C’est cette philosophie qui fait l’essence même de l’esprit chevaleresque qui
transparait dans tous les grands sports de combat comme la boxe, la
tauromachie et une certaine forme ancienne de lutte.
En Afrique
traditionnelle, les lutteurs sont les héritiers naturels des grands guerriers
de l’époque Ceddo. Le lutteur en vérité est un chevalier sans cap ni épée.
Mais il lui reste le feu sacré du combat. Le champ de bataille n’est plus
« Nguol-Nguol, guilé ou somb » (lieux de batailles historiques sur
le territoire sénégalais à l’époque Ceddo), mais l’arène où le gladiateur
regarde la mort en face pour défendre son honneur. Ce n’est pas tant la
victoire qu’il cherche mais c’est le déshonneur et l’opprobre qu’il évite.
La lutte
telle qu’elle est pratiquée au Sénégal n’a de signification que dans
l’univers traditionnel où elle trouve son véritable sens social. Mais quel
est le jeune lutteur d’aujourd’hui qui peut égayer à l’improviste le public
par une séance de « Bakk » ? Il n’y en a presque pas. Tous les
spécialistes de la tradition et de l’oralité savent que le « Bakk, le
Xass, et le Kagnou » (expressions poétiques déclamées par le lutteur, le
cultivateur ou le guerrier pour se galvaniser ), sont des pratiques
intrinsèques qui participent de la socialisation de l’acteur et permettent au
lutteur, au cultivateur ou au guerrier d’inscrire sa geste dans l’imaginaire
collectif.
Cette incompétence artistique de nos jeunes
lutteurs dénote que la lutte telle qu’elle est pratiquée aujourd’hui est
littéralement coupée de ses racines culturelles. Le fil d’Ariane de la
tradition est rompu depuis fort longtemps. Le paradoxe de la lutte
aujourd’hui est qu’elle représente l’une des traditions les plus archaïques
dans une modernité en cours au Sénégal. La lutte n’a plus rien de
traditionnel au fond. Si elle est une pratique physique qui demande des
qualités athlétiques surhumaines cela n’en fait pas pour autant un sport au
sens moral du mot.

****************

• _Consignes_:
[1] Répondez à ces questions sur le texte consacré à la lutte au Sénégal :
(a) Quels grands sports de combat le texte cite-t-il ?
(b) Dans l'Afrique traditionnelle, de qui les lutteurs sont-ils les héritiers naturels ?
(c) Que désignent le « Bakk, le Xass, et le Kagnou » ?
[2] Recopiez fidèlement la partie du texte sur la lutte au Sénégal qui commence par les mots « C’est cette philosophie » et se termine par « l’opprobre qu’il évite. ».
[3] Prolongez le texte sur la lutte au Sénégal en reprenant après sa dernière phrase.

****************

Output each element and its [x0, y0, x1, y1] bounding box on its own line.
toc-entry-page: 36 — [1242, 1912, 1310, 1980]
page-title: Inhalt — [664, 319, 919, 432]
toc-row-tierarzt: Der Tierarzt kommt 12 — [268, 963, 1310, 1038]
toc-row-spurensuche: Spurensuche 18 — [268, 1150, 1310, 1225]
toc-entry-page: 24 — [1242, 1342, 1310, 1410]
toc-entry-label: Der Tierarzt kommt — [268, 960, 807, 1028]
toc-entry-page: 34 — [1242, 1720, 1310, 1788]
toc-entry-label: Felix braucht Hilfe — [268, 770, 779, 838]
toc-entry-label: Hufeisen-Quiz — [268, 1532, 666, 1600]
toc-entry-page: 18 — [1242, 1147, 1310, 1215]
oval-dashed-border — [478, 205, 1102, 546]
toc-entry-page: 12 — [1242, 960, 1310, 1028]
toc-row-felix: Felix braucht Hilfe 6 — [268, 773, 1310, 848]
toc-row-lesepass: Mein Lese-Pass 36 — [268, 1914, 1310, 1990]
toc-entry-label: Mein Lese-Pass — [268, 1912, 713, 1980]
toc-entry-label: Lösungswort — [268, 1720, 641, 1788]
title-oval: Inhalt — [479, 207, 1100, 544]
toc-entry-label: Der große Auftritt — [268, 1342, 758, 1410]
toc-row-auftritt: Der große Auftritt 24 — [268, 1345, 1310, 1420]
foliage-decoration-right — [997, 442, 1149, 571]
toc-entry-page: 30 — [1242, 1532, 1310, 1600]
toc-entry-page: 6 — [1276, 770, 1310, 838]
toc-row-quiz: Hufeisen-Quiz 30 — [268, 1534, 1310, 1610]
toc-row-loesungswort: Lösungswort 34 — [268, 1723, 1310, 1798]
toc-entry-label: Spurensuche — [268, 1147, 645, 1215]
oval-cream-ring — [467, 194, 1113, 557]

****************

• _Réponses fournies_:
[1]
(a) La boxe, la tauromachie et une certaine forme ancienne de lutte.
(b) Des grands guerriers de l'époque Ceddo.
(c) Des expressions poétiques déclamées par le lutteur, le cultivateur ou le guerrier pour se galvaniser.

[2]
C’est cette philosophie qui fait l’essence même de l’esprit chevaleresque qui
transparait dans tous les grands sports de combat comme la boxe, la
tauromachie et une certaine forme ancienne de lutte.
En Afrique
traditionnelle, les lutteurs sont les héritiers naturels des grands guerriers
de l’époque Ceddo. Le lutteur en vérité est un chevalier sans cap ni épée.
Mais il lui reste le feu sacré du combat. Le champ de bataille n’est plus
« Nguol-Nguol, guilé ou somb » (lieux de batailles historiques sur
le territoire sénégalais à l’époque Ceddo), mais l’arène où le gladiateur
regarde la mort en face pour défendre son honneur. Ce n’est pas tant la
victoire qu’il cherche mais c’est le déshonneur et l’opprobre qu’il évite.

[3]
La
dimension sportive n’apparait que dès le moment où les valeurs morales sont
invoquées. Le sport est le
prolongement moral de l’éducation physique. Aujourd’hui le comportement
des lutteurs, des amateurs, des encadreurs et pire des reporters plaident en
faveur de la « lutte comme facteur de développement ». Il n’y a pas
imposture plus grave que cette assertion. Le suprême mensonge est de faire
croire aux jeunes que la lutte est la solution. Combien de lutteurs gagnent
des millions ? Du reste le
développement n’a rien à voir avec la réussite financière d’une poignée de
jeunes lutteurs.
Les mesures
draconiennes prises par le commissaire de la police centrale de Dakar en vue
d’endiguer la violence dans les stades et aux alentours lors des matchs de
lutte est une mesure salutaire mais elle ne saurait juguler définitivement un
phénomène aussi complexe que la violence. L’on n’oublie que la lutte en tant que telle, c’est de la violence !
Elle ne devient légale que lorsque le législateur l’encadre par force de loi.
Mais heureusement la loi ne fait pas le social.
Ne voit-
on pas que les lutteurs se donnent des coups mortels ? Et si par malheur
un lutteur tombe raide mort à la suite d’un coup reçu ? Tous les
amateurs de lutte avec frappe y compris les reporters se délectent de façon
cynique lorsqu’un lutteur reçoit un coup violent. Quel plaisir y a-t-il à
regarder un homme souffrir ? La réponse est dans le subconscient. C’est
l’animalité, le côté sombre de l’homme qui éprouve ce plaisir morbide, c’est
une forme de sadisme.
L’analyse
de la psychologie collective des amateurs de lutte (le nombre est effrayant),
le discours, les gesticulations, les cris, les pleures et joie révèle un
malaise profond, une forme de défoulement chez les amateurs. Les sénégalais tentent de sublimer leur
passion bestiale à travers leur fol attachement à la lutte. Une sorte de
« transfert », pour parler comme Freud, s’opère entre l’amateur et
le lutteur.
L’on feint
d’ignorer l’attachement quasi « sexuel » que les jeunes filles
témoignent pour les jeunes lutteurs au corps musclé et aux attributs
proéminents. « Les fous de la
lutte » ne savent même pas que c’est leur folle passion de la lutte qui
est transformée en espèces sonnantes et trébuchantes au profit des lutteurs
et surtout des promoteurs qui mangent à tous les râteliers.
« C’est
un signe distinctif de tout véritable sport d’amateur qu’il procure plus de
joie à l’acteur qu’au spectateur (dès qu’il commence à procurer assez de joie
au spectateur pour qu’on puisse avec profit lui imposer un droit d’entrée le
sport contient les germes du professionnalisme » : Hemingway dixit.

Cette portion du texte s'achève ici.